> _Data records_:
++++

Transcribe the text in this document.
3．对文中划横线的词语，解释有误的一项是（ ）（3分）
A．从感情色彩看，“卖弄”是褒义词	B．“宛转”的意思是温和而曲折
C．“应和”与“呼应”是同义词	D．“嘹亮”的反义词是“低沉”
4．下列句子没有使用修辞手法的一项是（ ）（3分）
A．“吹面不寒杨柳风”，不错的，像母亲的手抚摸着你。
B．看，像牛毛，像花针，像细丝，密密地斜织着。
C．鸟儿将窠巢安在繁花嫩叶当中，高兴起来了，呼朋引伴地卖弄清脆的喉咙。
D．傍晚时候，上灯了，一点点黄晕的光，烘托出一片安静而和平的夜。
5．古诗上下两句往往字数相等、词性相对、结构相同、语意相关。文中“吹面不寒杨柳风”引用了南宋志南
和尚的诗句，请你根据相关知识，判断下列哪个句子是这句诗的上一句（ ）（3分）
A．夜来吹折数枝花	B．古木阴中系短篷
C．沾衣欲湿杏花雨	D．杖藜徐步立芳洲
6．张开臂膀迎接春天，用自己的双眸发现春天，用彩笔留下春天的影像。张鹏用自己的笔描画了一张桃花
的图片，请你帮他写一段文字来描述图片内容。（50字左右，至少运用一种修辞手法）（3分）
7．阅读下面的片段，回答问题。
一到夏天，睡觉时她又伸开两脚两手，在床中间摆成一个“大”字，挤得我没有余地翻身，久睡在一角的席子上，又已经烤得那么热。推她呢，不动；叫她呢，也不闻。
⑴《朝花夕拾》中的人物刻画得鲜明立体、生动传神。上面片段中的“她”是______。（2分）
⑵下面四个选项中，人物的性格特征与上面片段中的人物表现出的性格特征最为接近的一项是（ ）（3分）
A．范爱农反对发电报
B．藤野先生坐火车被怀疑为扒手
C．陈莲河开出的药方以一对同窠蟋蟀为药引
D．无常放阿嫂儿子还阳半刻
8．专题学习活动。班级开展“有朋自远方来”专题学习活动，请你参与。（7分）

++++

> _WHAT IS EXPECTED_: Retype the material above, line by line, exactly.

> _CORRECT OUTPUT_:
Transcribe the text in this document.
3．对文中划横线的词语，解释有误的一项是（ ）（3分）
A．从感情色彩看，“卖弄”是褒义词	B．“宛转”的意思是温和而曲折
C．“应和”与“呼应”是同义词	D．“嘹亮”的反义词是“低沉”
4．下列句子没有使用修辞手法的一项是（ ）（3分）
A．“吹面不寒杨柳风”，不错的，像母亲的手抚摸着你。
B．看，像牛毛，像花针，像细丝，密密地斜织着。
C．鸟儿将窠巢安在繁花嫩叶当中，高兴起来了，呼朋引伴地卖弄清脆的喉咙。
D．傍晚时候，上灯了，一点点黄晕的光，烘托出一片安静而和平的夜。
5．古诗上下两句往往字数相等、词性相对、结构相同、语意相关。文中“吹面不寒杨柳风”引用了南宋志南
和尚的诗句，请你根据相关知识，判断下列哪个句子是这句诗的上一句（ ）（3分）
A．夜来吹折数枝花	B．古木阴中系短篷
C．沾衣欲湿杏花雨	D．杖藜徐步立芳洲
6．张开臂膀迎接春天，用自己的双眸发现春天，用彩笔留下春天的影像。张鹏用自己的笔描画了一张桃花
的图片，请你帮他写一段文字来描述图片内容。（50字左右，至少运用一种修辞手法）（3分）
7．阅读下面的片段，回答问题。
一到夏天，睡觉时她又伸开两脚两手，在床中间摆成一个“大”字，挤得我没有余地翻身，久睡在一角的席子上，又已经烤得那么热。推她呢，不动；叫她呢，也不闻。
⑴《朝花夕拾》中的人物刻画得鲜明立体、生动传神。上面片段中的“她”是______。（2分）
⑵下面四个选项中，人物的性格特征与上面片段中的人物表现出的性格特征最为接近的一项是（ ）（3分）
A．范爱农反对发电报
B．藤野先生坐火车被怀疑为扒手
C．陈莲河开出的药方以一对同窠蟋蟀为药引
D．无常放阿嫂儿子还阳半刻
8．专题学习活动。班级开展“有朋自远方来”专题学习活动，请你参与。（7分）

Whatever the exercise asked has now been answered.